Exercise task: Reproduce exactly the lines below, starting at the line that contains "What's the underlying" and ending with the last line of the records, both included; leave out any pictures.

━━━ Task material ━━━

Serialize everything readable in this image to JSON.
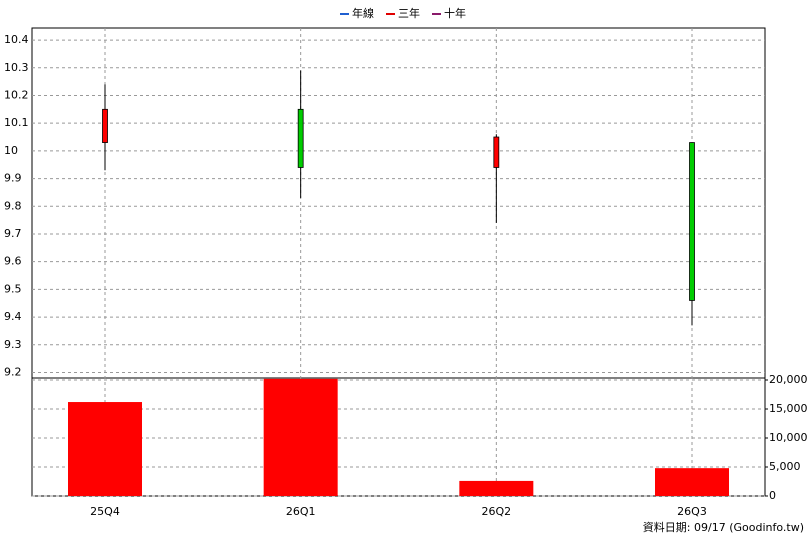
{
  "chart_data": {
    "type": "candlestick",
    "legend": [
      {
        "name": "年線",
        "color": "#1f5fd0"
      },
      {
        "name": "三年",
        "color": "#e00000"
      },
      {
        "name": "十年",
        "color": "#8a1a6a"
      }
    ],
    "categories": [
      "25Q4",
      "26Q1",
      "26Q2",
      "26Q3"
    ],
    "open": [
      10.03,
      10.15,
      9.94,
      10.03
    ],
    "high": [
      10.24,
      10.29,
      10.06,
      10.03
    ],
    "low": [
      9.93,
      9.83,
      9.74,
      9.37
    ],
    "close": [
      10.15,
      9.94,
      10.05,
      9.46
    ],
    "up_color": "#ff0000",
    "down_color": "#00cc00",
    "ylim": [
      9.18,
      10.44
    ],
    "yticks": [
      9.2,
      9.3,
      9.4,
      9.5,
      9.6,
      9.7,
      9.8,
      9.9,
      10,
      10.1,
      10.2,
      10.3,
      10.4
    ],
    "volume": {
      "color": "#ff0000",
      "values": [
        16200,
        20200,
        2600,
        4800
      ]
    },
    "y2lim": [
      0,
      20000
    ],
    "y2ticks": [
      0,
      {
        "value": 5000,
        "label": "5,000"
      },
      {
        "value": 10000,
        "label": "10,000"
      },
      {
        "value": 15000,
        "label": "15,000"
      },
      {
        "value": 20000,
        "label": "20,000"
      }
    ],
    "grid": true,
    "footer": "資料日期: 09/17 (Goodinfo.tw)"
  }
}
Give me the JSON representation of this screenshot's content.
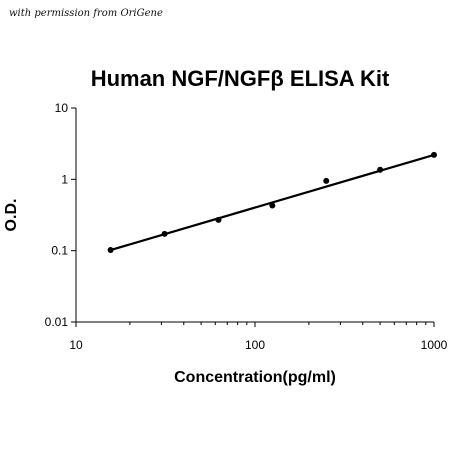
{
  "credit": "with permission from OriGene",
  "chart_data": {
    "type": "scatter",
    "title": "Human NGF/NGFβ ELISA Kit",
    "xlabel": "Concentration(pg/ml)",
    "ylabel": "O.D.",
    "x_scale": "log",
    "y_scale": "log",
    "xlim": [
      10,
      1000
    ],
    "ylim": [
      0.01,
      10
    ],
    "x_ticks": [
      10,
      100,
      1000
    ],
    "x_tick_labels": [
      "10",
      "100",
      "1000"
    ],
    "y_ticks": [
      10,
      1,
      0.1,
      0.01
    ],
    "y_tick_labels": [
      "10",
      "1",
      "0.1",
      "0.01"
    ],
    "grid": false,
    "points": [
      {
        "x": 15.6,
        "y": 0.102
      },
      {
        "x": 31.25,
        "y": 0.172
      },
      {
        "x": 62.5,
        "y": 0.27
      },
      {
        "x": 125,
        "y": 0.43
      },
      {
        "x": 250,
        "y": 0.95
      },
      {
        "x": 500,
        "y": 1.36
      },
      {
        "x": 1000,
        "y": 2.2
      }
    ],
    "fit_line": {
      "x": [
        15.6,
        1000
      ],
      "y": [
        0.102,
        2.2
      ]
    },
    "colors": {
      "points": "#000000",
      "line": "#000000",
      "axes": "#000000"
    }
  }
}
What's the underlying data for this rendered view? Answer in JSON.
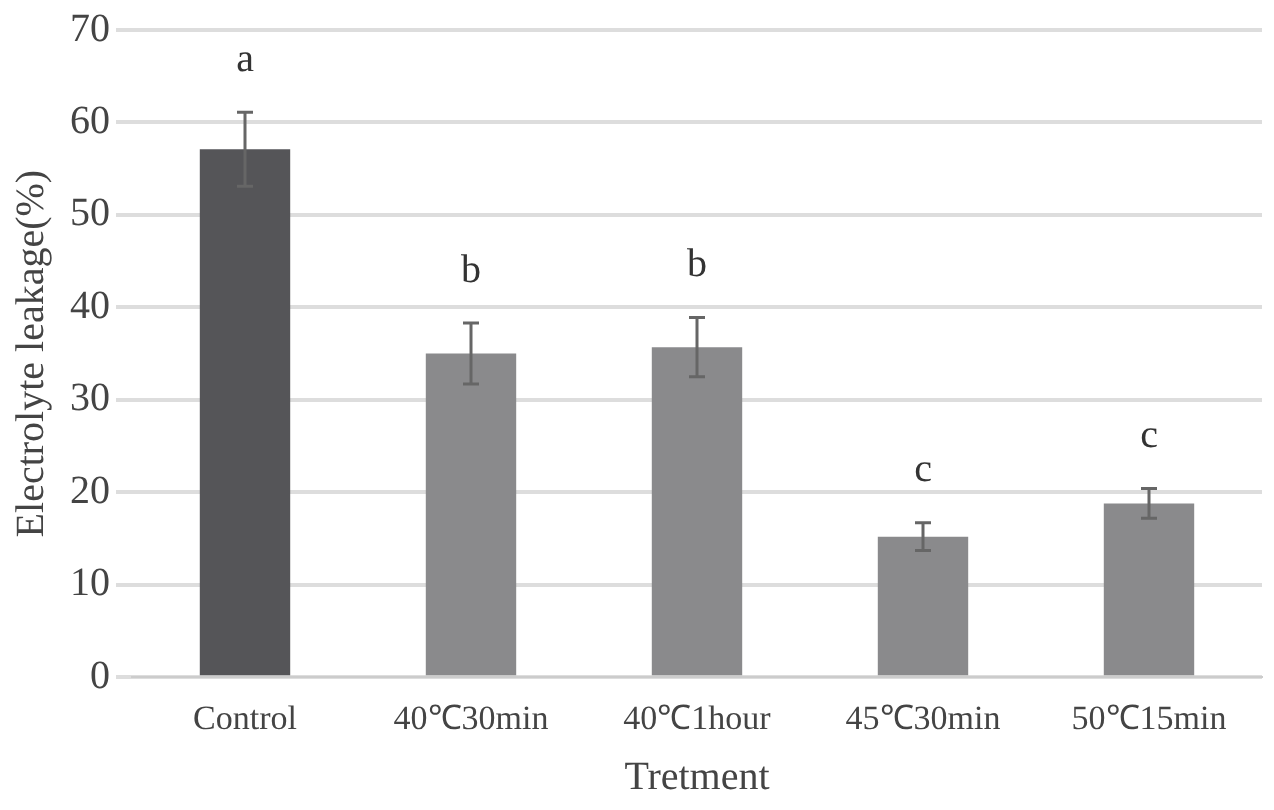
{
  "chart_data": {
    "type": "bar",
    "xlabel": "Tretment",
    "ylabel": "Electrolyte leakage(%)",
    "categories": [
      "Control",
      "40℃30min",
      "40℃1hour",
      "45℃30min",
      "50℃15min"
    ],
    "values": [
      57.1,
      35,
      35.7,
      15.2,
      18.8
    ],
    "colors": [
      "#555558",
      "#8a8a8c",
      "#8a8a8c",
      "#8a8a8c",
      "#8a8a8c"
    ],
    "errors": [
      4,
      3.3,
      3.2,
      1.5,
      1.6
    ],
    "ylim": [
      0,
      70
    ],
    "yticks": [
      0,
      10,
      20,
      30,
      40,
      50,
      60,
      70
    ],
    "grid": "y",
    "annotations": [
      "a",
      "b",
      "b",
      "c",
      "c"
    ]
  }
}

━━━

Result for this task:
What's the underlying data for this rendered view? Answer in JSON.
{
  "chart_data": {
    "type": "bar",
    "xlabel": "Tretment",
    "ylabel": "Electrolyte leakage(%)",
    "categories": [
      "Control",
      "40℃30min",
      "40℃1hour",
      "45℃30min",
      "50℃15min"
    ],
    "values": [
      57.1,
      35,
      35.7,
      15.2,
      18.8
    ],
    "colors": [
      "#555558",
      "#8a8a8c",
      "#8a8a8c",
      "#8a8a8c",
      "#8a8a8c"
    ],
    "errors": [
      4,
      3.3,
      3.2,
      1.5,
      1.6
    ],
    "ylim": [
      0,
      70
    ],
    "yticks": [
      0,
      10,
      20,
      30,
      40,
      50,
      60,
      70
    ],
    "grid": "y",
    "annotations": [
      "a",
      "b",
      "b",
      "c",
      "c"
    ]
  }
}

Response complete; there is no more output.